### Requirement
Among the records below, find each line that includes the string "legend" and copy it.

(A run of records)
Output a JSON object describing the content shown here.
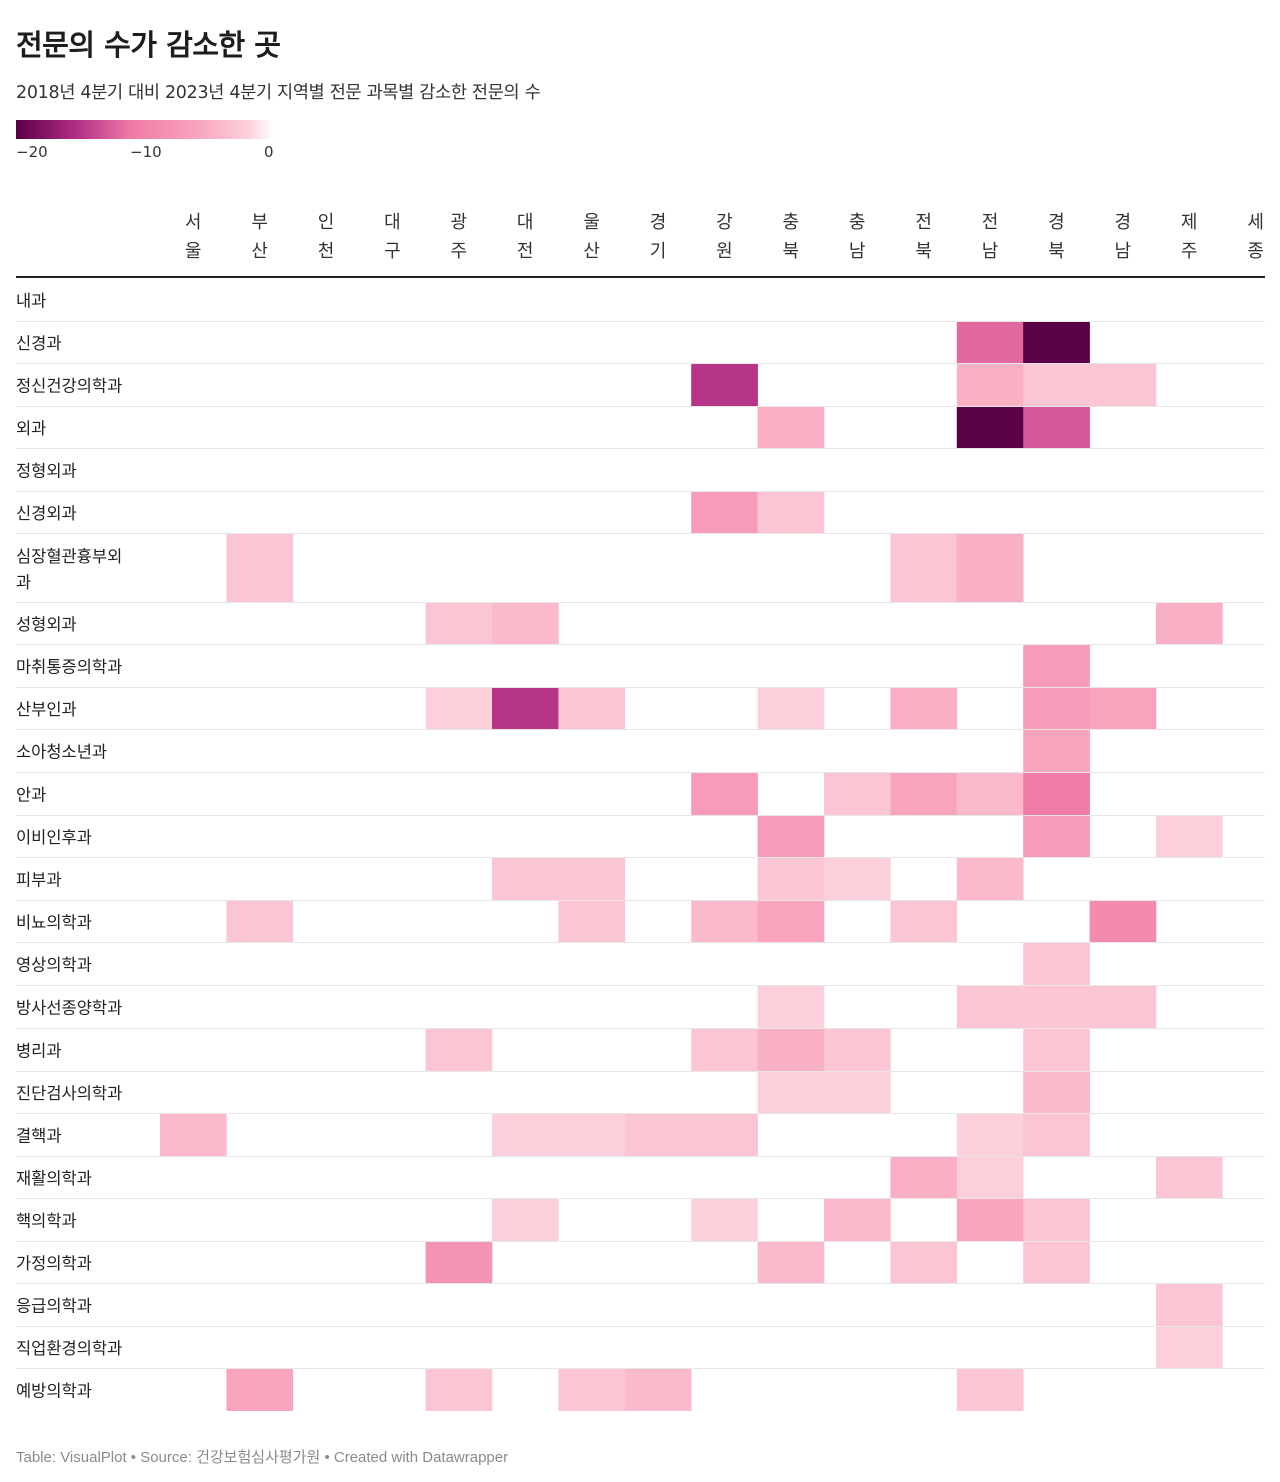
{
  "title": "전문의 수가 감소한 곳",
  "subtitle": "2018년 4분기 대비 2023년 4분기 지역별 전문 과목별 감소한 전문의 수",
  "legend": {
    "min_label": "−20",
    "mid_label": "−10",
    "max_label": "0"
  },
  "footer": "Table: VisualPlot • Source: 건강보험심사평가원 • Created with Datawrapper",
  "colors": {
    "scale": [
      "#5a0047",
      "#ad2a83",
      "#ef7ba7",
      "#f8a4bd",
      "#fcd0da",
      "#ffffff"
    ],
    "rule": "#222222",
    "gridline": "#e6e6e6"
  },
  "chart_data": {
    "type": "heatmap",
    "title": "전문의 수가 감소한 곳",
    "subtitle": "2018년 4분기 대비 2023년 4분기 지역별 전문 과목별 감소한 전문의 수",
    "color_range": [
      -20,
      0
    ],
    "columns": [
      "서울",
      "부산",
      "인천",
      "대구",
      "광주",
      "대전",
      "울산",
      "경기",
      "강원",
      "충북",
      "충남",
      "전북",
      "전남",
      "경북",
      "경남",
      "제주",
      "세종"
    ],
    "rows": [
      "내과",
      "신경과",
      "정신건강의학과",
      "외과",
      "정형외과",
      "신경외과",
      "심장혈관흉부외과",
      "성형외과",
      "마취통증의학과",
      "산부인과",
      "소아청소년과",
      "안과",
      "이비인후과",
      "피부과",
      "비뇨의학과",
      "영상의학과",
      "방사선종양학과",
      "병리과",
      "진단검사의학과",
      "결핵과",
      "재활의학과",
      "핵의학과",
      "가정의학과",
      "응급의학과",
      "직업환경의학과",
      "예방의학과"
    ],
    "values": [
      [
        0,
        0,
        0,
        0,
        0,
        0,
        0,
        0,
        0,
        0,
        0,
        0,
        0,
        0,
        0,
        0,
        0
      ],
      [
        0,
        0,
        0,
        0,
        0,
        0,
        0,
        0,
        0,
        0,
        0,
        0,
        -12,
        -20,
        0,
        0,
        0
      ],
      [
        0,
        0,
        0,
        0,
        0,
        0,
        0,
        0,
        -15,
        0,
        0,
        0,
        -5,
        -3,
        -3,
        0,
        0
      ],
      [
        0,
        0,
        0,
        0,
        0,
        0,
        0,
        0,
        0,
        -5,
        0,
        0,
        -20,
        -13,
        0,
        0,
        0
      ],
      [
        0,
        0,
        0,
        0,
        0,
        0,
        0,
        0,
        0,
        0,
        0,
        0,
        0,
        0,
        0,
        0,
        0
      ],
      [
        0,
        0,
        0,
        0,
        0,
        0,
        0,
        0,
        -7,
        -3,
        0,
        0,
        0,
        0,
        0,
        0,
        0
      ],
      [
        0,
        -3,
        0,
        0,
        0,
        0,
        0,
        0,
        0,
        0,
        0,
        -3,
        -5,
        0,
        0,
        0,
        0
      ],
      [
        0,
        0,
        0,
        0,
        -3,
        -4,
        0,
        0,
        0,
        0,
        0,
        0,
        0,
        0,
        0,
        -5,
        0
      ],
      [
        0,
        0,
        0,
        0,
        0,
        0,
        0,
        0,
        0,
        0,
        0,
        0,
        0,
        -7,
        0,
        0,
        0
      ],
      [
        0,
        0,
        0,
        0,
        -2,
        -15,
        -3,
        0,
        0,
        -2,
        0,
        -5,
        0,
        -7,
        -6,
        0,
        0
      ],
      [
        0,
        0,
        0,
        0,
        0,
        0,
        0,
        0,
        0,
        0,
        0,
        0,
        0,
        -6,
        0,
        0,
        0
      ],
      [
        0,
        0,
        0,
        0,
        0,
        0,
        0,
        0,
        -7,
        0,
        -3,
        -6,
        -4,
        -11,
        0,
        0,
        0
      ],
      [
        0,
        0,
        0,
        0,
        0,
        0,
        0,
        0,
        0,
        -7,
        0,
        0,
        0,
        -7,
        0,
        -2,
        0
      ],
      [
        0,
        0,
        0,
        0,
        0,
        -3,
        -3,
        0,
        0,
        -3,
        -2,
        0,
        -4,
        0,
        0,
        0,
        0
      ],
      [
        0,
        -3,
        0,
        0,
        0,
        0,
        -3,
        0,
        -4,
        -6,
        0,
        -3,
        0,
        0,
        -9,
        0,
        0
      ],
      [
        0,
        0,
        0,
        0,
        0,
        0,
        0,
        0,
        0,
        0,
        0,
        0,
        0,
        -3,
        0,
        0,
        0
      ],
      [
        0,
        0,
        0,
        0,
        0,
        0,
        0,
        0,
        0,
        -2,
        0,
        0,
        -3,
        -3,
        -3,
        0,
        0
      ],
      [
        0,
        0,
        0,
        0,
        -3,
        0,
        0,
        0,
        -3,
        -5,
        -3,
        0,
        0,
        -3,
        0,
        0,
        0
      ],
      [
        0,
        0,
        0,
        0,
        0,
        0,
        0,
        0,
        0,
        -2,
        -2,
        0,
        0,
        -4,
        0,
        0,
        0
      ],
      [
        -4,
        0,
        0,
        0,
        0,
        -2,
        -2,
        -3,
        -3,
        0,
        0,
        0,
        -2,
        -3,
        0,
        0,
        0
      ],
      [
        0,
        0,
        0,
        0,
        0,
        0,
        0,
        0,
        0,
        0,
        0,
        -5,
        -2,
        0,
        0,
        -3,
        0
      ],
      [
        0,
        0,
        0,
        0,
        0,
        -2,
        0,
        0,
        -2,
        0,
        -4,
        0,
        -6,
        -3,
        0,
        0,
        0
      ],
      [
        0,
        0,
        0,
        0,
        -8,
        0,
        0,
        0,
        0,
        -4,
        0,
        -3,
        0,
        -3,
        0,
        0,
        0
      ],
      [
        0,
        0,
        0,
        0,
        0,
        0,
        0,
        0,
        0,
        0,
        0,
        0,
        0,
        0,
        0,
        -3,
        0
      ],
      [
        0,
        0,
        0,
        0,
        0,
        0,
        0,
        0,
        0,
        0,
        0,
        0,
        0,
        0,
        0,
        -2,
        0
      ],
      [
        0,
        -6,
        0,
        0,
        -3,
        0,
        -3,
        -4,
        0,
        0,
        0,
        0,
        -3,
        0,
        0,
        0,
        0
      ]
    ]
  }
}
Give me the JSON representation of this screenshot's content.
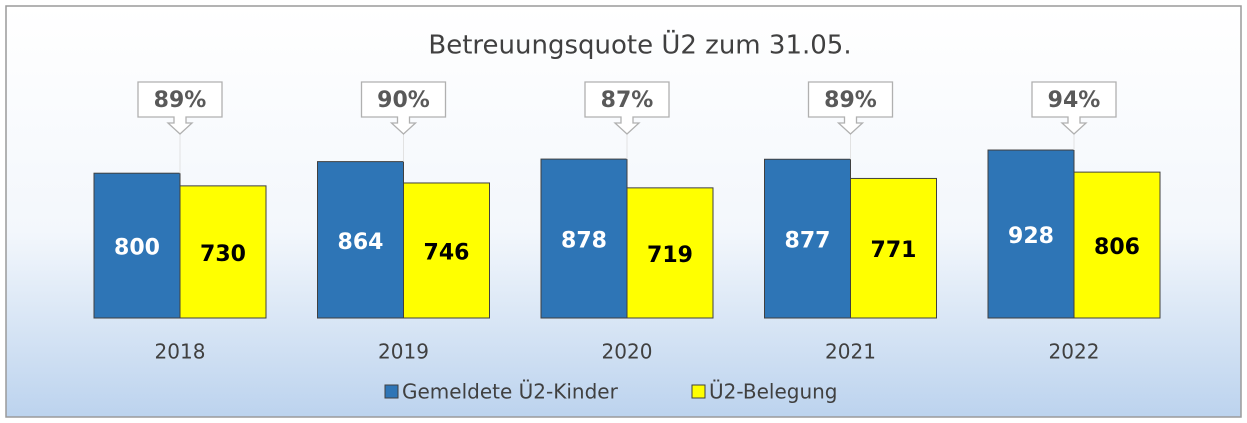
{
  "chart_data": {
    "type": "bar",
    "title": "Betreuungsquote Ü2 zum 31.05.",
    "categories": [
      "2018",
      "2019",
      "2020",
      "2021",
      "2022"
    ],
    "series": [
      {
        "name": "Gemeldete Ü2-Kinder",
        "color": "#2e75b6",
        "values": [
          800,
          864,
          878,
          877,
          928
        ]
      },
      {
        "name": "Ü2-Belegung",
        "color": "#ffff00",
        "values": [
          730,
          746,
          719,
          771,
          806
        ]
      }
    ],
    "callouts": {
      "values": [
        89,
        90,
        87,
        89,
        94
      ],
      "value_labels": [
        "89%",
        "90%",
        "87%",
        "89%",
        "94%"
      ]
    },
    "ylim": [
      0,
      1000
    ],
    "legend": "bottom"
  }
}
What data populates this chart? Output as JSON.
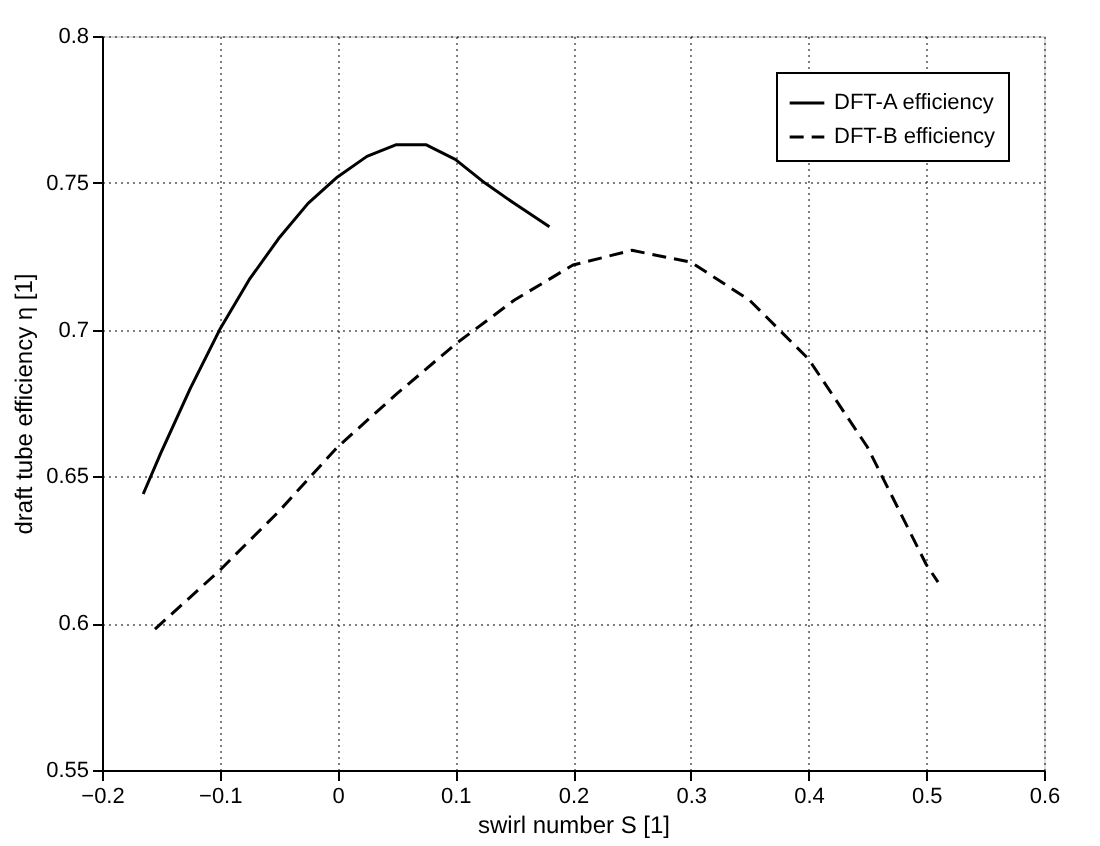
{
  "chart_data": {
    "type": "line",
    "xlabel": "swirl number S [1]",
    "ylabel": "draft tube efficiency η [1]",
    "xlim": [
      -0.2,
      0.6
    ],
    "xticks": [
      -0.2,
      -0.1,
      0,
      0.1,
      0.2,
      0.3,
      0.4,
      0.5,
      0.6
    ],
    "ylim": [
      0.55,
      0.8
    ],
    "yticks": [
      0.55,
      0.6,
      0.65,
      0.7,
      0.75,
      0.8
    ],
    "grid": true,
    "legend": "top right",
    "marker": "none",
    "series": [
      {
        "name": "DFT-A efficiency",
        "color": "#000000",
        "line_style": "solid",
        "x": [
          -0.165,
          -0.15,
          -0.125,
          -0.1,
          -0.075,
          -0.05,
          -0.025,
          0,
          0.025,
          0.05,
          0.075,
          0.1,
          0.125,
          0.15,
          0.18
        ],
        "values": [
          0.644,
          0.658,
          0.68,
          0.7,
          0.717,
          0.731,
          0.743,
          0.752,
          0.759,
          0.763,
          0.763,
          0.758,
          0.75,
          0.743,
          0.735
        ]
      },
      {
        "name": "DFT-B efficiency",
        "color": "#000000",
        "line_style": "dashed",
        "x": [
          -0.155,
          -0.1,
          -0.05,
          0,
          0.05,
          0.1,
          0.15,
          0.2,
          0.25,
          0.3,
          0.35,
          0.4,
          0.45,
          0.5,
          0.51
        ],
        "values": [
          0.598,
          0.618,
          0.638,
          0.66,
          0.678,
          0.695,
          0.71,
          0.722,
          0.727,
          0.723,
          0.71,
          0.69,
          0.66,
          0.62,
          0.614
        ]
      }
    ]
  }
}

### Problem solution
  "legend": {
    "legend": "bottom"
    "legend": "top right",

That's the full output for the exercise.